_Written instruction_
Take the data that follows and retype it word for word.
---------- Data shown ----------
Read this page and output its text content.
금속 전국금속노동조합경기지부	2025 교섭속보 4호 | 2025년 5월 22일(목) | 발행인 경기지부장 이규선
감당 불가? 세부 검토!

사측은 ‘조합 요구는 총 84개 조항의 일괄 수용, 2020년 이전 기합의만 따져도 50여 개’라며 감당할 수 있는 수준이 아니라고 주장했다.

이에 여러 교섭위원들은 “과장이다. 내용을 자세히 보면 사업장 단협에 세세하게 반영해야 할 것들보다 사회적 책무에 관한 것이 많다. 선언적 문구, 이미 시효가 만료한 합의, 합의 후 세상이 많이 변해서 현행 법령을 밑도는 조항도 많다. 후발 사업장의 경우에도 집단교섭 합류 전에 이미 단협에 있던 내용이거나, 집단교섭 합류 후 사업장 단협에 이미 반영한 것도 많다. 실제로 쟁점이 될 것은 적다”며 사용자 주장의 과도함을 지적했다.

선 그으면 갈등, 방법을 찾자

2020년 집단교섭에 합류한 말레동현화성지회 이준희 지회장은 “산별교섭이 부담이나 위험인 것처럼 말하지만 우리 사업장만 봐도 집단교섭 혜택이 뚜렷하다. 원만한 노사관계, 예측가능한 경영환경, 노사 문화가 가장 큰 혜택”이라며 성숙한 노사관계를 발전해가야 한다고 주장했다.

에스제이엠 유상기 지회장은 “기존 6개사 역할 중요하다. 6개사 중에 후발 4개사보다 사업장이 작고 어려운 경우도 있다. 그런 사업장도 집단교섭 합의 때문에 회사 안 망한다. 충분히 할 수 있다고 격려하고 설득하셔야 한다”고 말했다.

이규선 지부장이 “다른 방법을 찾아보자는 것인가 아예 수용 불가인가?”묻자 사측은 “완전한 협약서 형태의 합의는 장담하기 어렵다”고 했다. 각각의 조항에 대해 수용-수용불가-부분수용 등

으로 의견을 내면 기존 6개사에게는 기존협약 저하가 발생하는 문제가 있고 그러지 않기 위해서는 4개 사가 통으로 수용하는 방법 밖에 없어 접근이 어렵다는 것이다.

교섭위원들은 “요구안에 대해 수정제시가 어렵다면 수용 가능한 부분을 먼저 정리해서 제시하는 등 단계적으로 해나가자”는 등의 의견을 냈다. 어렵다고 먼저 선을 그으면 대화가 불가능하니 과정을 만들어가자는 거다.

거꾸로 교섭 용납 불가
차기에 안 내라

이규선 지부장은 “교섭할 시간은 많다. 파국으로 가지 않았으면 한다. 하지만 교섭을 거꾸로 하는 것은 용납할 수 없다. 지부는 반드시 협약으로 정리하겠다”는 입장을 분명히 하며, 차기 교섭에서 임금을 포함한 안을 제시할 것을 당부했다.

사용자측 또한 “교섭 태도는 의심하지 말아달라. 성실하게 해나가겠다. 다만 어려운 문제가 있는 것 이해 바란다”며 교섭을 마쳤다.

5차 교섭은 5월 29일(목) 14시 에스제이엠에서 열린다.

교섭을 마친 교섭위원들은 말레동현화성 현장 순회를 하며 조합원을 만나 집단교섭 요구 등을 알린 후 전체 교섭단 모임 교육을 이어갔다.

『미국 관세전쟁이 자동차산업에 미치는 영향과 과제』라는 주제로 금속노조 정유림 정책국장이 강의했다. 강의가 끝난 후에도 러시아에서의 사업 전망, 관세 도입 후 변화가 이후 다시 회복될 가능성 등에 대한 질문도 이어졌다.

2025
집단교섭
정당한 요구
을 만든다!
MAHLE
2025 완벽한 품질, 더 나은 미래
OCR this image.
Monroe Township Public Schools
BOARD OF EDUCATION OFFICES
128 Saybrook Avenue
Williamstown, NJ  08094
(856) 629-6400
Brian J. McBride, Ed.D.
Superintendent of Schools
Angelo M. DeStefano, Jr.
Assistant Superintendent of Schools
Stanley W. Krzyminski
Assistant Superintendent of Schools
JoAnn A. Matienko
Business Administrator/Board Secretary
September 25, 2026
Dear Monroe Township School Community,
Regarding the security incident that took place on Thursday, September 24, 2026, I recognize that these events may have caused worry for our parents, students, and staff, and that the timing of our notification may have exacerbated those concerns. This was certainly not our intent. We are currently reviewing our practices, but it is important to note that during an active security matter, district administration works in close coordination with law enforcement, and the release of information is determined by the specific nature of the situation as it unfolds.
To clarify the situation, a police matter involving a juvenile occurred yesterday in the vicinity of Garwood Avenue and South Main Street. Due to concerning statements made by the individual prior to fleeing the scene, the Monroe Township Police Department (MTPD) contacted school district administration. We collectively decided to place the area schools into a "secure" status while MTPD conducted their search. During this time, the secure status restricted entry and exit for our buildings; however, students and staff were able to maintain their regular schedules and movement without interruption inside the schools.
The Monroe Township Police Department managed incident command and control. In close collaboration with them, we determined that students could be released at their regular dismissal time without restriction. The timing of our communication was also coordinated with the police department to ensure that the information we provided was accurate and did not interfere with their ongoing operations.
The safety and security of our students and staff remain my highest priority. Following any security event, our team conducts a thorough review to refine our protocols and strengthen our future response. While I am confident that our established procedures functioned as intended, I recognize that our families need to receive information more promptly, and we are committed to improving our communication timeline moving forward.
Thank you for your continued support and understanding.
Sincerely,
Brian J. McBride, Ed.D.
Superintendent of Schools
----------
_Exercise solution_
Read this page and output its text content.
금속 전국금속노동조합경기지부	2025 교섭속보 4호 | 2025년 5월 22일(목) | 발행인 경기지부장 이규선
감당 불가? 세부 검토!

사측은 ‘조합 요구는 총 84개 조항의 일괄 수용, 2020년 이전 기합의만 따져도 50여 개’라며 감당할 수 있는 수준이 아니라고 주장했다.

이에 여러 교섭위원들은 “과장이다. 내용을 자세히 보면 사업장 단협에 세세하게 반영해야 할 것들보다 사회적 책무에 관한 것이 많다. 선언적 문구, 이미 시효가 만료한 합의, 합의 후 세상이 많이 변해서 현행 법령을 밑도는 조항도 많다. 후발 사업장의 경우에도 집단교섭 합류 전에 이미 단협에 있던 내용이거나, 집단교섭 합류 후 사업장 단협에 이미 반영한 것도 많다. 실제로 쟁점이 될 것은 적다”며 사용자 주장의 과도함을 지적했다.

선 그으면 갈등, 방법을 찾자

2020년 집단교섭에 합류한 말레동현화성지회 이준희 지회장은 “산별교섭이 부담이나 위험인 것처럼 말하지만 우리 사업장만 봐도 집단교섭 혜택이 뚜렷하다. 원만한 노사관계, 예측가능한 경영환경, 노사 문화가 가장 큰 혜택”이라며 성숙한 노사관계를 발전해가야 한다고 주장했다.

에스제이엠 유상기 지회장은 “기존 6개사 역할 중요하다. 6개사 중에 후발 4개사보다 사업장이 작고 어려운 경우도 있다. 그런 사업장도 집단교섭 합의 때문에 회사 안 망한다. 충분히 할 수 있다고 격려하고 설득하셔야 한다”고 말했다.

이규선 지부장이 “다른 방법을 찾아보자는 것인가 아예 수용 불가인가?”묻자 사측은 “완전한 협약서 형태의 합의는 장담하기 어렵다”고 했다. 각각의 조항에 대해 수용-수용불가-부분수용 등

으로 의견을 내면 기존 6개사에게는 기존협약 저하가 발생하는 문제가 있고 그러지 않기 위해서는 4개 사가 통으로 수용하는 방법 밖에 없어 접근이 어렵다는 것이다.

교섭위원들은 “요구안에 대해 수정제시가 어렵다면 수용 가능한 부분을 먼저 정리해서 제시하는 등 단계적으로 해나가자”는 등의 의견을 냈다. 어렵다고 먼저 선을 그으면 대화가 불가능하니 과정을 만들어가자는 거다.

거꾸로 교섭 용납 불가
차기에 안 내라

이규선 지부장은 “교섭할 시간은 많다. 파국으로 가지 않았으면 한다. 하지만 교섭을 거꾸로 하는 것은 용납할 수 없다. 지부는 반드시 협약으로 정리하겠다”는 입장을 분명히 하며, 차기 교섭에서 임금을 포함한 안을 제시할 것을 당부했다.

사용자측 또한 “교섭 태도는 의심하지 말아달라. 성실하게 해나가겠다. 다만 어려운 문제가 있는 것 이해 바란다”며 교섭을 마쳤다.

5차 교섭은 5월 29일(목) 14시 에스제이엠에서 열린다.

교섭을 마친 교섭위원들은 말레동현화성 현장 순회를 하며 조합원을 만나 집단교섭 요구 등을 알린 후 전체 교섭단 모임 교육을 이어갔다.

『미국 관세전쟁이 자동차산업에 미치는 영향과 과제』라는 주제로 금속노조 정유림 정책국장이 강의했다. 강의가 끝난 후에도 러시아에서의 사업 전망, 관세 도입 후 변화가 이후 다시 회복될 가능성 등에 대한 질문도 이어졌다.

2025
집단교섭
정당한 요구
을 만든다!
MAHLE
2025 완벽한 품질, 더 나은 미래
OCR this image.
Monroe Township Public Schools
BOARD OF EDUCATION OFFICES
128 Saybrook Avenue
Williamstown, NJ  08094
(856) 629-6400
Brian J. McBride, Ed.D.
Superintendent of Schools
Angelo M. DeStefano, Jr.
Assistant Superintendent of Schools
Stanley W. Krzyminski
Assistant Superintendent of Schools
JoAnn A. Matienko
Business Administrator/Board Secretary
September 25, 2026
Dear Monroe Township School Community,
Regarding the security incident that took place on Thursday, September 24, 2026, I recognize that these events may have caused worry for our parents, students, and staff, and that the timing of our notification may have exacerbated those concerns. This was certainly not our intent. We are currently reviewing our practices, but it is important to note that during an active security matter, district administration works in close coordination with law enforcement, and the release of information is determined by the specific nature of the situation as it unfolds.
To clarify the situation, a police matter involving a juvenile occurred yesterday in the vicinity of Garwood Avenue and South Main Street. Due to concerning statements made by the individual prior to fleeing the scene, the Monroe Township Police Department (MTPD) contacted school district administration. We collectively decided to place the area schools into a "secure" status while MTPD conducted their search. During this time, the secure status restricted entry and exit for our buildings; however, students and staff were able to maintain their regular schedules and movement without interruption inside the schools.
The Monroe Township Police Department managed incident command and control. In close collaboration with them, we determined that students could be released at their regular dismissal time without restriction. The timing of our communication was also coordinated with the police department to ensure that the information we provided was accurate and did not interfere with their ongoing operations.
The safety and security of our students and staff remain my highest priority. Following any security event, our team conducts a thorough review to refine our protocols and strengthen our future response. While I am confident that our established procedures functioned as intended, I recognize that our families need to receive information more promptly, and we are committed to improving our communication timeline moving forward.
Thank you for your continued support and understanding.
Sincerely,
Brian J. McBride, Ed.D.
Superintendent of Schools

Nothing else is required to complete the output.